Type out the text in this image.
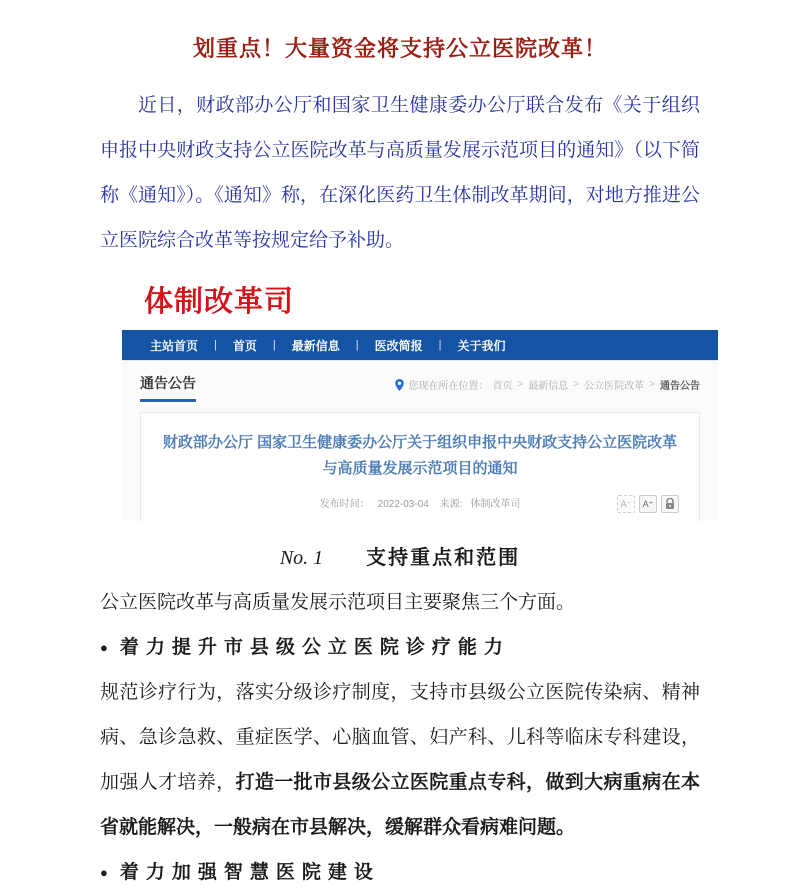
划重点！大量资金将支持公立医院改革！

近日，财政部办公厅和国家卫生健康委办公厅联合发布《关于组织申报中央财政支持公立医院改革与高质量发展示范项目的通知》（以下简称《通知》）。《通知》称，在深化医药卫生体制改革期间，对地方推进公立医院综合改革等按规定给予补助。

体制改革司
主站首页 | 首页 | 最新信息 | 医改简报 | 关于我们
通告公告	您现在所在位置： 首页 > 最新信息 > 公立医院改革 > 通告公告
财政部办公厅 国家卫生健康委办公厅关于组织申报中央财政支持公立医院改革与高质量发展示范项目的通知
发布时间： 2022-03-04 来源: 体制改革司	A⁻	A⁺
No. 1 支持重点和范围

公立医院改革与高质量发展示范项目主要聚焦三个方面。

● 着力提升市县级公立医院诊疗能力

规范诊疗行为，落实分级诊疗制度，支持市县级公立医院传染病、精神病、急诊急救、重症医学、心脑血管、妇产科、儿科等临床专科建设，加强人才培养，打造一批市县级公立医院重点专科，做到大病重病在本省就能解决，一般病在市县解决，缓解群众看病难问题。

● 着力加强智慧医院建设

.....

## TASK PROMPT
Transcribe the records above verbatim. Do not carry over any picture.

## ANSWER FOR THIS EXERCISE
Type out the text in this image.
划重点！大量资金将支持公立医院改革！

近日，财政部办公厅和国家卫生健康委办公厅联合发布《关于组织申报中央财政支持公立医院改革与高质量发展示范项目的通知》（以下简称《通知》）。《通知》称，在深化医药卫生体制改革期间，对地方推进公立医院综合改革等按规定给予补助。

体制改革司
主站首页 | 首页 | 最新信息 | 医改简报 | 关于我们
通告公告	您现在所在位置： 首页 > 最新信息 > 公立医院改革 > 通告公告
财政部办公厅 国家卫生健康委办公厅关于组织申报中央财政支持公立医院改革与高质量发展示范项目的通知
发布时间： 2022-03-04 来源: 体制改革司	A⁻	A⁺
No. 1 支持重点和范围

公立医院改革与高质量发展示范项目主要聚焦三个方面。

● 着力提升市县级公立医院诊疗能力

规范诊疗行为，落实分级诊疗制度，支持市县级公立医院传染病、精神病、急诊急救、重症医学、心脑血管、妇产科、儿科等临床专科建设，加强人才培养，打造一批市县级公立医院重点专科，做到大病重病在本省就能解决，一般病在市县解决，缓解群众看病难问题。

● 着力加强智慧医院建设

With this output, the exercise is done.